Rewrite the entire listing below as a numbered list, omitting any blank lines.

§ Extracted records
- - -

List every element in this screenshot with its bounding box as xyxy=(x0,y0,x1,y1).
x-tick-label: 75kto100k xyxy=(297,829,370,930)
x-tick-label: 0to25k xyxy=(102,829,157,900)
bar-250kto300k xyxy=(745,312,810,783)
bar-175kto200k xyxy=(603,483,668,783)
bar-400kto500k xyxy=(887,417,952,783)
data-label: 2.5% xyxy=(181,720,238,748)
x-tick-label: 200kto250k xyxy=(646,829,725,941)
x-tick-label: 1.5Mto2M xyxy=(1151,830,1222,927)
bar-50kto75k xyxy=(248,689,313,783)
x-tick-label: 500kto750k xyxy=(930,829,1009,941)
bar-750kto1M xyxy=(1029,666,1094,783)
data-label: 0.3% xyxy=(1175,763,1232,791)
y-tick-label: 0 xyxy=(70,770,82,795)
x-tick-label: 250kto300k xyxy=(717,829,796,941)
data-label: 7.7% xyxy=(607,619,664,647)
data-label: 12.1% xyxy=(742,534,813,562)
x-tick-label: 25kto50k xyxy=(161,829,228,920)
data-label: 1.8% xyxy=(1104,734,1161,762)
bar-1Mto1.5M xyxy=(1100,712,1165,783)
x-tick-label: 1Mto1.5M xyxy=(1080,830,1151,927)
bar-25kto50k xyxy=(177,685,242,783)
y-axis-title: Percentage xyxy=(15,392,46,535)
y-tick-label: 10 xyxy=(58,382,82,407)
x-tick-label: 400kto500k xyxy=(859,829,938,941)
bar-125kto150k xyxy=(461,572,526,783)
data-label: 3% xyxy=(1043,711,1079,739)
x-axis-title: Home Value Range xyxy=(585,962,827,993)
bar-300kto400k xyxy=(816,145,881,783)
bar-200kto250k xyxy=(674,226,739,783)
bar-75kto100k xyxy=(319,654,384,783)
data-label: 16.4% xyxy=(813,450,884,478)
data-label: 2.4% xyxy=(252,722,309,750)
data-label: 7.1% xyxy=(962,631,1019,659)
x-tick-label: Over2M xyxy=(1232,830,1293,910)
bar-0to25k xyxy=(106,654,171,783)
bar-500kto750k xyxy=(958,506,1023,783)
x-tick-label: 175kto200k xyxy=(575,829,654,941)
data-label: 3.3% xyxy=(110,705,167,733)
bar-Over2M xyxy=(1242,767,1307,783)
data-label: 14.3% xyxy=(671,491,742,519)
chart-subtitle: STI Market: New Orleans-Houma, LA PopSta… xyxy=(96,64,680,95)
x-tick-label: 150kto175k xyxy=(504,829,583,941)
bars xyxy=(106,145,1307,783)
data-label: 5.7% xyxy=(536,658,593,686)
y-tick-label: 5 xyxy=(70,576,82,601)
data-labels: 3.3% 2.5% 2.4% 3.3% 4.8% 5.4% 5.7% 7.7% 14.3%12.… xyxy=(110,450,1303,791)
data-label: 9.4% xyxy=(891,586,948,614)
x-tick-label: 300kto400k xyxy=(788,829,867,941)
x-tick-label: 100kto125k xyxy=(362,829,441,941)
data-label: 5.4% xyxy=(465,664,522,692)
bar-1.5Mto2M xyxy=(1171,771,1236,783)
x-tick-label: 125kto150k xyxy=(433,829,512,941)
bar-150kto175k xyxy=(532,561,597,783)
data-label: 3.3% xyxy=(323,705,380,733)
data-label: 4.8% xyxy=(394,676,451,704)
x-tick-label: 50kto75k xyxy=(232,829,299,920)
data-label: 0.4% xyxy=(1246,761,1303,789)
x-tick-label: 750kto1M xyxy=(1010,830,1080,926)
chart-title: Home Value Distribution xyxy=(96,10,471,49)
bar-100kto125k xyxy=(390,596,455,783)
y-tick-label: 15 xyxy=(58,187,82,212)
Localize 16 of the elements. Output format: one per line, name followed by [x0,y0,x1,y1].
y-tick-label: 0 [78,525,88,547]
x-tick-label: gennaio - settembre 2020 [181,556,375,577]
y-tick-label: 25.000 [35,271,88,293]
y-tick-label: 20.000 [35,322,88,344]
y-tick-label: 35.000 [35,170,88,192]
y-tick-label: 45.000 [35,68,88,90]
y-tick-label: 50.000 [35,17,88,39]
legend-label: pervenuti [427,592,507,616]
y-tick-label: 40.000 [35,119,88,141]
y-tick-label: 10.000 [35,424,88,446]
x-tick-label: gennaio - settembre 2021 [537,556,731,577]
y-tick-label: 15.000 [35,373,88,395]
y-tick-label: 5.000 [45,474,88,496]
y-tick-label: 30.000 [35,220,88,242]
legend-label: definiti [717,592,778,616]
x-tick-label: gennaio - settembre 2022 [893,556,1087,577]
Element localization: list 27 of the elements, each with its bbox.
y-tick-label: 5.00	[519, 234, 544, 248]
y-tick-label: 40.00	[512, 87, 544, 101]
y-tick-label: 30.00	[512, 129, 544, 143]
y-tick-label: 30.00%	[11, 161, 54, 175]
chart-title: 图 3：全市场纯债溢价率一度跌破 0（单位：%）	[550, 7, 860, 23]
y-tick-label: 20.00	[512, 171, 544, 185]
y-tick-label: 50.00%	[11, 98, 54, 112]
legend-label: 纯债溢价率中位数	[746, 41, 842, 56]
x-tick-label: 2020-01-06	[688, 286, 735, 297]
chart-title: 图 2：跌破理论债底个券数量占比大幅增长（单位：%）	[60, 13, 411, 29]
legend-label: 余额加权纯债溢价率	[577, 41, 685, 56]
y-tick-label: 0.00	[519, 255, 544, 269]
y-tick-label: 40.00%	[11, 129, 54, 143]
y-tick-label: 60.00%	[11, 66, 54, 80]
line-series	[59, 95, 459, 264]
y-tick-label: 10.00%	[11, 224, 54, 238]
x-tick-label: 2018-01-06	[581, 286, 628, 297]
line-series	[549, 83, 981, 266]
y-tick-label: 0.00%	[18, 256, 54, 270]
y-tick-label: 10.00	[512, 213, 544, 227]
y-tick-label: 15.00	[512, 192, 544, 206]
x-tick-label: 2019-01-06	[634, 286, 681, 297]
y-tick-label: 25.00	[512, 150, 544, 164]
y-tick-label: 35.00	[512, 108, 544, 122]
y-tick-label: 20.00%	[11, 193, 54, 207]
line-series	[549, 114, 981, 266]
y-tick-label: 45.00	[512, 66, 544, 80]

- - -

§ Final result
1. List every element in this screenshot with its bounding box as xyxy=(x0,y0,x1,y1).
2. x-tick-label: 75kto100k xyxy=(297,829,370,930)
3. x-tick-label: 0to25k xyxy=(102,829,157,900)
4. bar-250kto300k xyxy=(745,312,810,783)
5. bar-175kto200k xyxy=(603,483,668,783)
6. bar-400kto500k xyxy=(887,417,952,783)
7. data-label: 2.5% xyxy=(181,720,238,748)
8. x-tick-label: 200kto250k xyxy=(646,829,725,941)
9. x-tick-label: 1.5Mto2M xyxy=(1151,830,1222,927)
10. bar-50kto75k xyxy=(248,689,313,783)
11. x-tick-label: 500kto750k xyxy=(930,829,1009,941)
12. bar-750kto1M xyxy=(1029,666,1094,783)
13. data-label: 0.3% xyxy=(1175,763,1232,791)
14. y-tick-label: 0 xyxy=(70,770,82,795)
15. x-tick-label: 250kto300k xyxy=(717,829,796,941)
16. data-label: 7.7% xyxy=(607,619,664,647)
17. data-label: 12.1% xyxy=(742,534,813,562)
18. x-tick-label: 25kto50k xyxy=(161,829,228,920)
19. data-label: 1.8% xyxy=(1104,734,1161,762)
20. bar-1Mto1.5M xyxy=(1100,712,1165,783)
21. x-tick-label: 1Mto1.5M xyxy=(1080,830,1151,927)
22. bar-25kto50k xyxy=(177,685,242,783)
23. y-axis-title: Percentage xyxy=(15,392,46,535)
24. y-tick-label: 10 xyxy=(58,382,82,407)
25. x-tick-label: 400kto500k xyxy=(859,829,938,941)
26. bar-125kto150k xyxy=(461,572,526,783)
27. data-label: 3% xyxy=(1043,711,1079,739)
28. x-axis-title: Home Value Range xyxy=(585,962,827,993)
29. bar-300kto400k xyxy=(816,145,881,783)
30. bar-200kto250k xyxy=(674,226,739,783)
31. bar-75kto100k xyxy=(319,654,384,783)
32. data-label: 16.4% xyxy=(813,450,884,478)
33. data-label: 2.4% xyxy=(252,722,309,750)
34. data-label: 7.1% xyxy=(962,631,1019,659)
35. x-tick-label: Over2M xyxy=(1232,830,1293,910)
36. bar-0to25k xyxy=(106,654,171,783)
37. bar-500kto750k xyxy=(958,506,1023,783)
38. x-tick-label: 175kto200k xyxy=(575,829,654,941)
39. data-label: 3.3% xyxy=(110,705,167,733)
40. bar-Over2M xyxy=(1242,767,1307,783)
41. data-label: 14.3% xyxy=(671,491,742,519)
42. chart-subtitle: STI Market: New Orleans-Houma, LA PopSta… xyxy=(96,64,680,95)
43. x-tick-label: 150kto175k xyxy=(504,829,583,941)
44. bars xyxy=(106,145,1307,783)
45. data-label: 5.7% xyxy=(536,658,593,686)
46. y-tick-label: 5 xyxy=(70,576,82,601)
47. data-labels: 3.3% 2.5% 2.4% 3.3% 4.8% 5.4% 5.7% 7.7% 14.3%12.… xyxy=(110,450,1303,791)
48. data-label: 9.4% xyxy=(891,586,948,614)
49. x-tick-label: 300kto400k xyxy=(788,829,867,941)
50. x-tick-label: 100kto125k xyxy=(362,829,441,941)
51. data-label: 5.4% xyxy=(465,664,522,692)
52. bar-1.5Mto2M xyxy=(1171,771,1236,783)
53. x-tick-label: 125kto150k xyxy=(433,829,512,941)
54. bar-150kto175k xyxy=(532,561,597,783)
55. data-label: 3.3% xyxy=(323,705,380,733)
56. data-label: 4.8% xyxy=(394,676,451,704)
57. x-tick-label: 50kto75k xyxy=(232,829,299,920)
58. data-label: 0.4% xyxy=(1246,761,1303,789)
59. x-tick-label: 750kto1M xyxy=(1010,830,1080,926)
60. chart-title: Home Value Distribution xyxy=(96,10,471,49)
61. bar-100kto125k xyxy=(390,596,455,783)
62. y-tick-label: 15 xyxy=(58,187,82,212)
63. Localize 16 of the elements. Output format: one per line, name followed by [x0,y0,x1,y1].
64. y-tick-label: 0 [78,525,88,547]
65. x-tick-label: gennaio - settembre 2020 [181,556,375,577]
66. y-tick-label: 25.000 [35,271,88,293]
67. y-tick-label: 20.000 [35,322,88,344]
68. y-tick-label: 35.000 [35,170,88,192]
69. y-tick-label: 45.000 [35,68,88,90]
70. y-tick-label: 50.000 [35,17,88,39]
71. legend-label: pervenuti [427,592,507,616]
72. y-tick-label: 40.000 [35,119,88,141]
73. y-tick-label: 10.000 [35,424,88,446]
74. x-tick-label: gennaio - settembre 2021 [537,556,731,577]
75. y-tick-label: 15.000 [35,373,88,395]
76. y-tick-label: 5.000 [45,474,88,496]
77. y-tick-label: 30.000 [35,220,88,242]
78. legend-label: definiti [717,592,778,616]
79. x-tick-label: gennaio - settembre 2022 [893,556,1087,577]
80. Element localization: list 27 of the elements, each with its bbox.
81. y-tick-label: 5.00	[519, 234, 544, 248]
82. y-tick-label: 40.00	[512, 87, 544, 101]
83. y-tick-label: 30.00	[512, 129, 544, 143]
84. y-tick-label: 30.00%	[11, 161, 54, 175]
85. chart-title: 图 3：全市场纯债溢价率一度跌破 0（单位：%）	[550, 7, 860, 23]
86. y-tick-label: 20.00	[512, 171, 544, 185]
87. y-tick-label: 50.00%	[11, 98, 54, 112]
88. legend-label: 纯债溢价率中位数	[746, 41, 842, 56]
89. x-tick-label: 2020-01-06	[688, 286, 735, 297]
90. chart-title: 图 2：跌破理论债底个券数量占比大幅增长（单位：%）	[60, 13, 411, 29]
91. legend-label: 余额加权纯债溢价率	[577, 41, 685, 56]
92. y-tick-label: 0.00	[519, 255, 544, 269]
93. y-tick-label: 40.00%	[11, 129, 54, 143]
94. y-tick-label: 60.00%	[11, 66, 54, 80]
95. line-series	[59, 95, 459, 264]
96. y-tick-label: 10.00%	[11, 224, 54, 238]
97. x-tick-label: 2018-01-06	[581, 286, 628, 297]
98. line-series	[549, 83, 981, 266]
99. y-tick-label: 0.00%	[18, 256, 54, 270]
100. y-tick-label: 10.00	[512, 213, 544, 227]
101. y-tick-label: 15.00	[512, 192, 544, 206]
102. x-tick-label: 2019-01-06	[634, 286, 681, 297]
103. y-tick-label: 25.00	[512, 150, 544, 164]
104. y-tick-label: 35.00	[512, 108, 544, 122]
105. y-tick-label: 20.00%	[11, 193, 54, 207]
106. line-series	[549, 114, 981, 266]
107. y-tick-label: 45.00	[512, 66, 544, 80]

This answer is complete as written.